## [Supplied information]
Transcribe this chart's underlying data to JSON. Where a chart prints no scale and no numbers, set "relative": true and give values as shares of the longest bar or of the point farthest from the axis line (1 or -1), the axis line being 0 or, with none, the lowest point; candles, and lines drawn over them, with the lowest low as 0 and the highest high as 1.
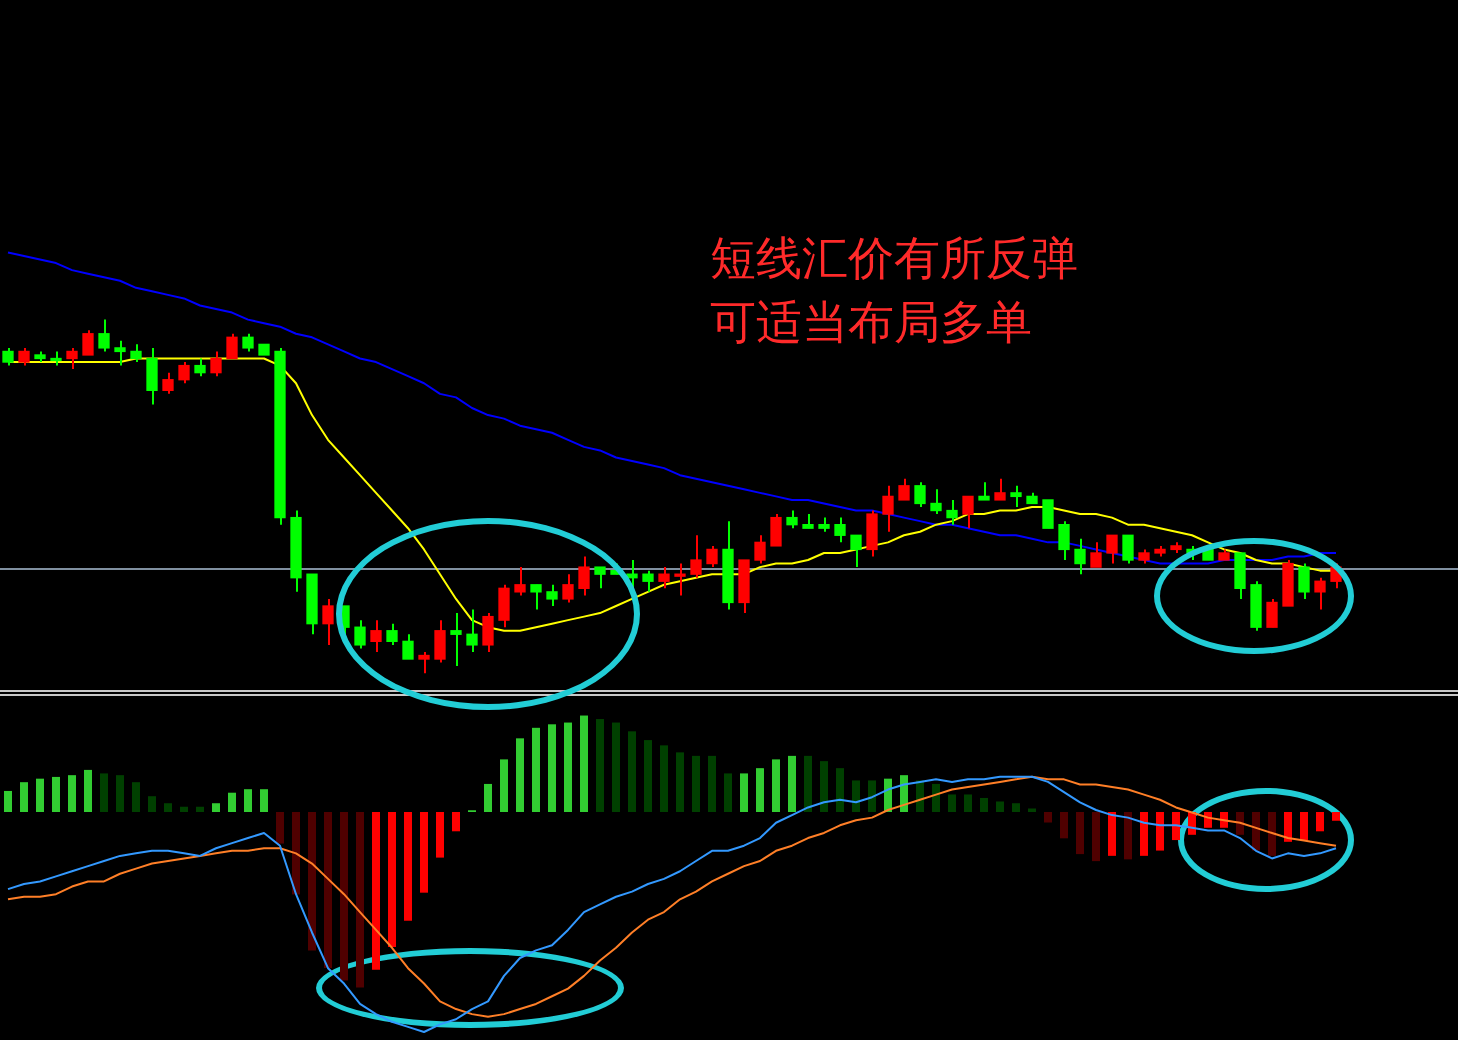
{
  "chart_data": [
    {
      "type": "candlestick",
      "relative": true,
      "marker": "none",
      "categories": [
        null,
        null,
        null,
        null,
        null,
        null,
        null,
        null,
        null,
        null,
        null,
        null,
        null,
        null,
        null,
        null,
        null,
        null,
        null,
        null,
        null,
        null,
        null,
        null,
        null,
        null,
        null,
        null,
        null,
        null,
        null,
        null,
        null,
        null,
        null,
        null,
        null,
        null,
        null,
        null,
        null,
        null,
        null,
        null,
        null,
        null,
        null,
        null,
        null,
        null,
        null,
        null,
        null,
        null,
        null,
        null,
        null,
        null,
        null,
        null,
        null,
        null,
        null,
        null,
        null,
        null,
        null,
        null,
        null,
        null,
        null,
        null,
        null,
        null,
        null,
        null,
        null,
        null,
        null,
        null,
        null,
        null,
        null,
        null
      ],
      "ohlc": [
        [
          0.91,
          0.92,
          0.87,
          0.88
        ],
        [
          0.88,
          0.92,
          0.87,
          0.91
        ],
        [
          0.9,
          0.91,
          0.88,
          0.89
        ],
        [
          0.89,
          0.91,
          0.87,
          0.89
        ],
        [
          0.89,
          0.92,
          0.86,
          0.91
        ],
        [
          0.9,
          0.97,
          0.9,
          0.96
        ],
        [
          0.96,
          1.0,
          0.91,
          0.92
        ],
        [
          0.92,
          0.94,
          0.87,
          0.91
        ],
        [
          0.91,
          0.93,
          0.88,
          0.89
        ],
        [
          0.89,
          0.92,
          0.76,
          0.8
        ],
        [
          0.8,
          0.85,
          0.79,
          0.83
        ],
        [
          0.83,
          0.88,
          0.82,
          0.87
        ],
        [
          0.87,
          0.89,
          0.84,
          0.85
        ],
        [
          0.85,
          0.91,
          0.84,
          0.89
        ],
        [
          0.89,
          0.96,
          0.89,
          0.95
        ],
        [
          0.95,
          0.96,
          0.91,
          0.92
        ],
        [
          0.93,
          0.93,
          0.9,
          0.9
        ],
        [
          0.91,
          0.92,
          0.42,
          0.44
        ],
        [
          0.44,
          0.46,
          0.23,
          0.27
        ],
        [
          0.28,
          0.28,
          0.11,
          0.14
        ],
        [
          0.14,
          0.21,
          0.08,
          0.19
        ],
        [
          0.19,
          0.19,
          0.11,
          0.13
        ],
        [
          0.13,
          0.15,
          0.07,
          0.08
        ],
        [
          0.09,
          0.15,
          0.06,
          0.12
        ],
        [
          0.12,
          0.14,
          0.08,
          0.09
        ],
        [
          0.09,
          0.11,
          0.04,
          0.04
        ],
        [
          0.04,
          0.06,
          0.0,
          0.05
        ],
        [
          0.04,
          0.15,
          0.03,
          0.12
        ],
        [
          0.12,
          0.17,
          0.02,
          0.11
        ],
        [
          0.11,
          0.18,
          0.06,
          0.08
        ],
        [
          0.08,
          0.17,
          0.06,
          0.16
        ],
        [
          0.15,
          0.25,
          0.13,
          0.24
        ],
        [
          0.23,
          0.3,
          0.22,
          0.25
        ],
        [
          0.25,
          0.25,
          0.18,
          0.23
        ],
        [
          0.23,
          0.25,
          0.19,
          0.21
        ],
        [
          0.21,
          0.28,
          0.2,
          0.25
        ],
        [
          0.24,
          0.33,
          0.22,
          0.3
        ],
        [
          0.3,
          0.3,
          0.24,
          0.28
        ],
        [
          0.29,
          0.31,
          0.28,
          0.28
        ],
        [
          0.28,
          0.32,
          0.23,
          0.27
        ],
        [
          0.28,
          0.29,
          0.23,
          0.26
        ],
        [
          0.26,
          0.3,
          0.24,
          0.28
        ],
        [
          0.28,
          0.31,
          0.22,
          0.28
        ],
        [
          0.28,
          0.39,
          0.27,
          0.32
        ],
        [
          0.31,
          0.36,
          0.3,
          0.35
        ],
        [
          0.35,
          0.43,
          0.18,
          0.2
        ],
        [
          0.2,
          0.32,
          0.17,
          0.32
        ],
        [
          0.32,
          0.39,
          0.31,
          0.37
        ],
        [
          0.36,
          0.45,
          0.36,
          0.44
        ],
        [
          0.44,
          0.46,
          0.41,
          0.42
        ],
        [
          0.42,
          0.45,
          0.41,
          0.41
        ],
        [
          0.42,
          0.44,
          0.4,
          0.41
        ],
        [
          0.42,
          0.44,
          0.37,
          0.39
        ],
        [
          0.39,
          0.39,
          0.3,
          0.35
        ],
        [
          0.35,
          0.46,
          0.33,
          0.45
        ],
        [
          0.45,
          0.53,
          0.4,
          0.5
        ],
        [
          0.49,
          0.55,
          0.49,
          0.53
        ],
        [
          0.53,
          0.54,
          0.47,
          0.48
        ],
        [
          0.48,
          0.52,
          0.45,
          0.46
        ],
        [
          0.46,
          0.49,
          0.42,
          0.44
        ],
        [
          0.45,
          0.5,
          0.41,
          0.5
        ],
        [
          0.5,
          0.54,
          0.49,
          0.49
        ],
        [
          0.49,
          0.55,
          0.49,
          0.51
        ],
        [
          0.51,
          0.53,
          0.47,
          0.5
        ],
        [
          0.5,
          0.51,
          0.48,
          0.48
        ],
        [
          0.49,
          0.49,
          0.41,
          0.41
        ],
        [
          0.42,
          0.43,
          0.32,
          0.35
        ],
        [
          0.35,
          0.38,
          0.28,
          0.31
        ],
        [
          0.3,
          0.37,
          0.3,
          0.34
        ],
        [
          0.34,
          0.39,
          0.31,
          0.39
        ],
        [
          0.39,
          0.39,
          0.31,
          0.32
        ],
        [
          0.32,
          0.35,
          0.31,
          0.34
        ],
        [
          0.34,
          0.36,
          0.33,
          0.35
        ],
        [
          0.35,
          0.37,
          0.34,
          0.36
        ],
        [
          0.35,
          0.36,
          0.32,
          0.34
        ],
        [
          0.35,
          0.36,
          0.32,
          0.32
        ],
        [
          0.32,
          0.35,
          0.32,
          0.34
        ],
        [
          0.34,
          0.34,
          0.21,
          0.24
        ],
        [
          0.25,
          0.26,
          0.12,
          0.13
        ],
        [
          0.13,
          0.21,
          0.13,
          0.2
        ],
        [
          0.19,
          0.32,
          0.19,
          0.31
        ],
        [
          0.3,
          0.31,
          0.21,
          0.23
        ],
        [
          0.23,
          0.27,
          0.18,
          0.26
        ],
        [
          0.26,
          0.31,
          0.24,
          0.3
        ]
      ],
      "colors": [
        "#00ff00",
        "#ff0000",
        "#00ff00",
        "#00ff00",
        "#ff0000",
        "#ff0000",
        "#00ff00",
        "#00ff00",
        "#00ff00",
        "#00ff00",
        "#ff0000",
        "#ff0000",
        "#00ff00",
        "#ff0000",
        "#ff0000",
        "#00ff00",
        "#00ff00",
        "#00ff00",
        "#00ff00",
        "#00ff00",
        "#ff0000",
        "#00ff00",
        "#00ff00",
        "#ff0000",
        "#00ff00",
        "#00ff00",
        "#ff0000",
        "#ff0000",
        "#00ff00",
        "#00ff00",
        "#ff0000",
        "#ff0000",
        "#ff0000",
        "#00ff00",
        "#00ff00",
        "#ff0000",
        "#ff0000",
        "#00ff00",
        "#00ff00",
        "#00ff00",
        "#00ff00",
        "#ff0000",
        "#ff0000",
        "#ff0000",
        "#ff0000",
        "#00ff00",
        "#ff0000",
        "#ff0000",
        "#ff0000",
        "#00ff00",
        "#00ff00",
        "#00ff00",
        "#00ff00",
        "#00ff00",
        "#ff0000",
        "#ff0000",
        "#ff0000",
        "#00ff00",
        "#00ff00",
        "#00ff00",
        "#ff0000",
        "#00ff00",
        "#ff0000",
        "#00ff00",
        "#00ff00",
        "#00ff00",
        "#00ff00",
        "#00ff00",
        "#ff0000",
        "#ff0000",
        "#00ff00",
        "#ff0000",
        "#ff0000",
        "#ff0000",
        "#00ff00",
        "#00ff00",
        "#ff0000",
        "#00ff00",
        "#00ff00",
        "#ff0000",
        "#ff0000",
        "#00ff00",
        "#ff0000",
        "#ff0000"
      ],
      "series": [
        {
          "type": "line",
          "color": "#ffff00",
          "values": [
            0.88,
            0.88,
            0.88,
            0.88,
            0.88,
            0.88,
            0.88,
            0.88,
            0.89,
            0.89,
            0.89,
            0.89,
            0.89,
            0.89,
            0.89,
            0.89,
            0.89,
            0.87,
            0.82,
            0.73,
            0.66,
            0.61,
            0.56,
            0.51,
            0.46,
            0.41,
            0.35,
            0.28,
            0.21,
            0.15,
            0.13,
            0.12,
            0.12,
            0.13,
            0.14,
            0.15,
            0.16,
            0.17,
            0.19,
            0.21,
            0.23,
            0.25,
            0.26,
            0.27,
            0.28,
            0.28,
            0.28,
            0.3,
            0.31,
            0.31,
            0.32,
            0.34,
            0.34,
            0.35,
            0.36,
            0.37,
            0.39,
            0.4,
            0.42,
            0.43,
            0.45,
            0.45,
            0.46,
            0.46,
            0.47,
            0.47,
            0.46,
            0.45,
            0.45,
            0.44,
            0.42,
            0.42,
            0.41,
            0.4,
            0.39,
            0.37,
            0.35,
            0.34,
            0.32,
            0.31,
            0.31,
            0.3,
            0.29,
            0.29
          ]
        },
        {
          "type": "line",
          "color": "#0000ff",
          "values": [
            1.19,
            1.18,
            1.17,
            1.16,
            1.14,
            1.13,
            1.12,
            1.11,
            1.09,
            1.08,
            1.07,
            1.06,
            1.04,
            1.03,
            1.02,
            1.0,
            0.99,
            0.98,
            0.96,
            0.95,
            0.93,
            0.91,
            0.89,
            0.88,
            0.86,
            0.84,
            0.82,
            0.79,
            0.78,
            0.75,
            0.73,
            0.72,
            0.7,
            0.69,
            0.68,
            0.66,
            0.64,
            0.63,
            0.61,
            0.6,
            0.59,
            0.58,
            0.56,
            0.55,
            0.54,
            0.53,
            0.52,
            0.51,
            0.5,
            0.49,
            0.49,
            0.48,
            0.47,
            0.46,
            0.46,
            0.45,
            0.44,
            0.43,
            0.42,
            0.42,
            0.41,
            0.4,
            0.39,
            0.39,
            0.38,
            0.37,
            0.37,
            0.36,
            0.35,
            0.34,
            0.33,
            0.32,
            0.31,
            0.31,
            0.31,
            0.31,
            0.32,
            0.32,
            0.32,
            0.32,
            0.33,
            0.33,
            0.34,
            0.34
          ]
        }
      ],
      "ref_lines": [
        {
          "axis": "y",
          "value": 0.3,
          "color": "#8090a0"
        }
      ],
      "annotations": [
        "短线汇价有所反弹",
        "可适当布局多单"
      ]
    },
    {
      "type": "bar",
      "relative": true,
      "marker": "none",
      "categories": [
        null,
        null,
        null,
        null,
        null,
        null,
        null,
        null,
        null,
        null,
        null,
        null,
        null,
        null,
        null,
        null,
        null,
        null,
        null,
        null,
        null,
        null,
        null,
        null,
        null,
        null,
        null,
        null,
        null,
        null,
        null,
        null,
        null,
        null,
        null,
        null,
        null,
        null,
        null,
        null,
        null,
        null,
        null,
        null,
        null,
        null,
        null,
        null,
        null,
        null,
        null,
        null,
        null,
        null,
        null,
        null,
        null,
        null,
        null,
        null,
        null,
        null,
        null,
        null,
        null,
        null,
        null,
        null,
        null,
        null,
        null,
        null,
        null,
        null,
        null,
        null,
        null,
        null,
        null,
        null,
        null,
        null,
        null,
        null
      ],
      "series": [
        {
          "type": "bar",
          "colors": [
            "#32cd32",
            "#32cd32",
            "#32cd32",
            "#32cd32",
            "#32cd32",
            "#32cd32",
            "#004000",
            "#004000",
            "#004000",
            "#004000",
            "#004000",
            "#004000",
            "#004000",
            "#32cd32",
            "#32cd32",
            "#32cd32",
            "#32cd32",
            "#500000",
            "#500000",
            "#500000",
            "#500000",
            "#500000",
            "#500000",
            "#ff0000",
            "#ff0000",
            "#ff0000",
            "#ff0000",
            "#ff0000",
            "#ff0000",
            "#32cd32",
            "#32cd32",
            "#32cd32",
            "#32cd32",
            "#32cd32",
            "#32cd32",
            "#32cd32",
            "#32cd32",
            "#004000",
            "#004000",
            "#004000",
            "#004000",
            "#004000",
            "#004000",
            "#004000",
            "#004000",
            "#004000",
            "#32cd32",
            "#32cd32",
            "#32cd32",
            "#32cd32",
            "#004000",
            "#004000",
            "#004000",
            "#004000",
            "#004000",
            "#32cd32",
            "#32cd32",
            "#004000",
            "#004000",
            "#004000",
            "#004000",
            "#004000",
            "#004000",
            "#004000",
            "#004000",
            "#500000",
            "#500000",
            "#500000",
            "#500000",
            "#ff0000",
            "#500000",
            "#ff0000",
            "#ff0000",
            "#ff0000",
            "#ff0000",
            "#ff0000",
            "#ff0000",
            "#500000",
            "#500000",
            "#500000",
            "#ff0000",
            "#ff0000",
            "#ff0000",
            "#ff0000"
          ],
          "values": [
            0.12,
            0.17,
            0.19,
            0.2,
            0.21,
            0.24,
            0.22,
            0.21,
            0.17,
            0.09,
            0.05,
            0.03,
            0.03,
            0.05,
            0.11,
            0.13,
            0.13,
            -0.18,
            -0.47,
            -0.79,
            -0.89,
            -0.96,
            -1.0,
            -0.9,
            -0.77,
            -0.62,
            -0.46,
            -0.26,
            -0.11,
            0.01,
            0.16,
            0.3,
            0.42,
            0.48,
            0.5,
            0.51,
            0.55,
            0.53,
            0.51,
            0.46,
            0.41,
            0.38,
            0.34,
            0.32,
            0.32,
            0.22,
            0.22,
            0.25,
            0.3,
            0.32,
            0.32,
            0.29,
            0.25,
            0.18,
            0.18,
            0.19,
            0.21,
            0.18,
            0.16,
            0.1,
            0.1,
            0.08,
            0.06,
            0.05,
            0.02,
            -0.06,
            -0.15,
            -0.24,
            -0.28,
            -0.25,
            -0.27,
            -0.25,
            -0.22,
            -0.16,
            -0.13,
            -0.09,
            -0.09,
            -0.13,
            -0.22,
            -0.25,
            -0.17,
            -0.16,
            -0.11,
            -0.05
          ]
        }
      ]
    },
    {
      "type": "line",
      "relative": true,
      "marker": "none",
      "categories": [
        null,
        null,
        null,
        null,
        null,
        null,
        null,
        null,
        null,
        null,
        null,
        null,
        null,
        null,
        null,
        null,
        null,
        null,
        null,
        null,
        null,
        null,
        null,
        null,
        null,
        null,
        null,
        null,
        null,
        null,
        null,
        null,
        null,
        null,
        null,
        null,
        null,
        null,
        null,
        null,
        null,
        null,
        null,
        null,
        null,
        null,
        null,
        null,
        null,
        null,
        null,
        null,
        null,
        null,
        null,
        null,
        null,
        null,
        null,
        null,
        null,
        null,
        null,
        null,
        null,
        null,
        null,
        null,
        null,
        null,
        null,
        null,
        null,
        null,
        null,
        null,
        null,
        null,
        null,
        null,
        null,
        null,
        null,
        null
      ],
      "series": [
        {
          "type": "line",
          "color": "#3399ff",
          "values": [
            0.56,
            0.58,
            0.59,
            0.61,
            0.63,
            0.65,
            0.67,
            0.69,
            0.7,
            0.71,
            0.71,
            0.7,
            0.69,
            0.72,
            0.74,
            0.76,
            0.78,
            0.73,
            0.54,
            0.39,
            0.25,
            0.19,
            0.11,
            0.07,
            0.04,
            0.02,
            0,
            0.03,
            0.05,
            0.09,
            0.12,
            0.22,
            0.29,
            0.32,
            0.34,
            0.4,
            0.47,
            0.5,
            0.53,
            0.55,
            0.58,
            0.6,
            0.63,
            0.67,
            0.71,
            0.71,
            0.73,
            0.76,
            0.82,
            0.85,
            0.88,
            0.9,
            0.91,
            0.9,
            0.92,
            0.95,
            0.97,
            0.98,
            0.99,
            0.98,
            0.99,
            0.99,
            1,
            1,
            1,
            0.98,
            0.94,
            0.9,
            0.87,
            0.85,
            0.84,
            0.82,
            0.81,
            0.81,
            0.8,
            0.79,
            0.79,
            0.76,
            0.71,
            0.68,
            0.7,
            0.69,
            0.7,
            0.72
          ]
        },
        {
          "type": "line",
          "color": "#ff7f27",
          "values": [
            0.52,
            0.53,
            0.53,
            0.54,
            0.57,
            0.59,
            0.59,
            0.62,
            0.64,
            0.66,
            0.67,
            0.68,
            0.69,
            0.7,
            0.71,
            0.71,
            0.72,
            0.72,
            0.7,
            0.66,
            0.6,
            0.54,
            0.47,
            0.4,
            0.33,
            0.25,
            0.19,
            0.12,
            0.09,
            0.07,
            0.06,
            0.07,
            0.09,
            0.11,
            0.14,
            0.17,
            0.22,
            0.28,
            0.33,
            0.39,
            0.44,
            0.47,
            0.52,
            0.55,
            0.59,
            0.62,
            0.65,
            0.67,
            0.71,
            0.73,
            0.76,
            0.78,
            0.81,
            0.83,
            0.84,
            0.87,
            0.89,
            0.91,
            0.93,
            0.95,
            0.96,
            0.97,
            0.98,
            0.99,
            1,
            0.99,
            0.99,
            0.97,
            0.97,
            0.96,
            0.95,
            0.93,
            0.91,
            0.88,
            0.86,
            0.84,
            0.83,
            0.82,
            0.8,
            0.78,
            0.76,
            0.75,
            0.74,
            0.73
          ]
        }
      ]
    }
  ]
}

## [Exercise requirements]
Copy out each line of the listing that holds "axis".

## [Output of the task]
Transcribe this chart's underlying data to JSON. Where a chart prints no scale and no numbers, set "relative": true and give values as shares of the longest bar or of the point farthest from the axis line (1 or -1), the axis line being 0 or, with none, the lowest point; candles, and lines drawn over them, with the lowest low as 0 and the highest high as 1.
          "axis": "y",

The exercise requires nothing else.